Write out all the lines again, precisely as they stand, but without the images.

○ ○ ○ ○ ○ ○ ○

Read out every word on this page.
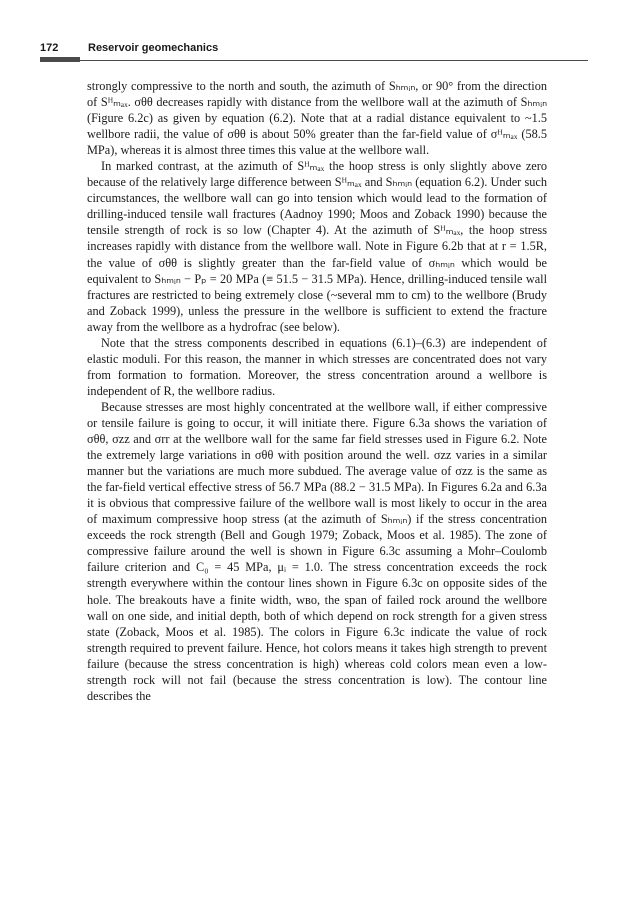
172	Reservoir geomechanics

strongly compressive to the north and south, the azimuth of Sₕₘᵢₙ, or 90° from the direction of Sᴴₘₐₓ. σθθ decreases rapidly with distance from the wellbore wall at the azimuth of Sₕₘᵢₙ (Figure 6.2c) as given by equation (6.2). Note that at a radial distance equivalent to ~1.5 wellbore radii, the value of σθθ is about 50% greater than the far-field value of σᴴₘₐₓ (58.5 MPa), whereas it is almost three times this value at the wellbore wall.

In marked contrast, at the azimuth of Sᴴₘₐₓ the hoop stress is only slightly above zero because of the relatively large difference between Sᴴₘₐₓ and Sₕₘᵢₙ (equation 6.2). Under such circumstances, the wellbore wall can go into tension which would lead to the formation of drilling-induced tensile wall fractures (Aadnoy 1990; Moos and Zoback 1990) because the tensile strength of rock is so low (Chapter 4). At the azimuth of Sᴴₘₐₓ, the hoop stress increases rapidly with distance from the wellbore wall. Note in Figure 6.2b that at r = 1.5R, the value of σθθ is slightly greater than the far-field value of σₕₘᵢₙ which would be equivalent to Sₕₘᵢₙ − Pₚ = 20 MPa (≡ 51.5 − 31.5 MPa). Hence, drilling-induced tensile wall fractures are restricted to being extremely close (~several mm to cm) to the wellbore (Brudy and Zoback 1999), unless the pressure in the wellbore is sufficient to extend the fracture away from the wellbore as a hydrofrac (see below).

Note that the stress components described in equations (6.1)–(6.3) are independent of elastic moduli. For this reason, the manner in which stresses are concentrated does not vary from formation to formation. Moreover, the stress concentration around a wellbore is independent of R, the wellbore radius.

Because stresses are most highly concentrated at the wellbore wall, if either compressive or tensile failure is going to occur, it will initiate there. Figure 6.3a shows the variation of σθθ, σzz and σrr at the wellbore wall for the same far field stresses used in Figure 6.2. Note the extremely large variations in σθθ with position around the well. σzz varies in a similar manner but the variations are much more subdued. The average value of σzz is the same as the far-field vertical effective stress of 56.7 MPa (88.2 − 31.5 MPa). In Figures 6.2a and 6.3a it is obvious that compressive failure of the wellbore wall is most likely to occur in the area of maximum compressive hoop stress (at the azimuth of Sₕₘᵢₙ) if the stress concentration exceeds the rock strength (Bell and Gough 1979; Zoback, Moos et al. 1985). The zone of compressive failure around the well is shown in Figure 6.3c assuming a Mohr–Coulomb failure criterion and C₀ = 45 MPa, μᵢ = 1.0. The stress concentration exceeds the rock strength everywhere within the contour lines shown in Figure 6.3c on opposite sides of the hole. The breakouts have a finite width, wʙᴏ, the span of failed rock around the wellbore wall on one side, and initial depth, both of which depend on rock strength for a given stress state (Zoback, Moos et al. 1985). The colors in Figure 6.3c indicate the value of rock strength required to prevent failure. Hence, hot colors means it takes high strength to prevent failure (because the stress concentration is high) whereas cold colors mean even a low-strength rock will not fail (because the stress concentration is low). The contour line describes the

○ ○ ○ ○ ○ ○ ○

Complete answer ▸
Read out every word on this page.
172	Reservoir geomechanics

strongly compressive to the north and south, the azimuth of Sₕₘᵢₙ, or 90° from the direction of Sᴴₘₐₓ. σθθ decreases rapidly with distance from the wellbore wall at the azimuth of Sₕₘᵢₙ (Figure 6.2c) as given by equation (6.2). Note that at a radial distance equivalent to ~1.5 wellbore radii, the value of σθθ is about 50% greater than the far-field value of σᴴₘₐₓ (58.5 MPa), whereas it is almost three times this value at the wellbore wall.

In marked contrast, at the azimuth of Sᴴₘₐₓ the hoop stress is only slightly above zero because of the relatively large difference between Sᴴₘₐₓ and Sₕₘᵢₙ (equation 6.2). Under such circumstances, the wellbore wall can go into tension which would lead to the formation of drilling-induced tensile wall fractures (Aadnoy 1990; Moos and Zoback 1990) because the tensile strength of rock is so low (Chapter 4). At the azimuth of Sᴴₘₐₓ, the hoop stress increases rapidly with distance from the wellbore wall. Note in Figure 6.2b that at r = 1.5R, the value of σθθ is slightly greater than the far-field value of σₕₘᵢₙ which would be equivalent to Sₕₘᵢₙ − Pₚ = 20 MPa (≡ 51.5 − 31.5 MPa). Hence, drilling-induced tensile wall fractures are restricted to being extremely close (~several mm to cm) to the wellbore (Brudy and Zoback 1999), unless the pressure in the wellbore is sufficient to extend the fracture away from the wellbore as a hydrofrac (see below).

Note that the stress components described in equations (6.1)–(6.3) are independent of elastic moduli. For this reason, the manner in which stresses are concentrated does not vary from formation to formation. Moreover, the stress concentration around a wellbore is independent of R, the wellbore radius.

Because stresses are most highly concentrated at the wellbore wall, if either compressive or tensile failure is going to occur, it will initiate there. Figure 6.3a shows the variation of σθθ, σzz and σrr at the wellbore wall for the same far field stresses used in Figure 6.2. Note the extremely large variations in σθθ with position around the well. σzz varies in a similar manner but the variations are much more subdued. The average value of σzz is the same as the far-field vertical effective stress of 56.7 MPa (88.2 − 31.5 MPa). In Figures 6.2a and 6.3a it is obvious that compressive failure of the wellbore wall is most likely to occur in the area of maximum compressive hoop stress (at the azimuth of Sₕₘᵢₙ) if the stress concentration exceeds the rock strength (Bell and Gough 1979; Zoback, Moos et al. 1985). The zone of compressive failure around the well is shown in Figure 6.3c assuming a Mohr–Coulomb failure criterion and C₀ = 45 MPa, μᵢ = 1.0. The stress concentration exceeds the rock strength everywhere within the contour lines shown in Figure 6.3c on opposite sides of the hole. The breakouts have a finite width, wʙᴏ, the span of failed rock around the wellbore wall on one side, and initial depth, both of which depend on rock strength for a given stress state (Zoback, Moos et al. 1985). The colors in Figure 6.3c indicate the value of rock strength required to prevent failure. Hence, hot colors means it takes high strength to prevent failure (because the stress concentration is high) whereas cold colors mean even a low-strength rock will not fail (because the stress concentration is low). The contour line describes the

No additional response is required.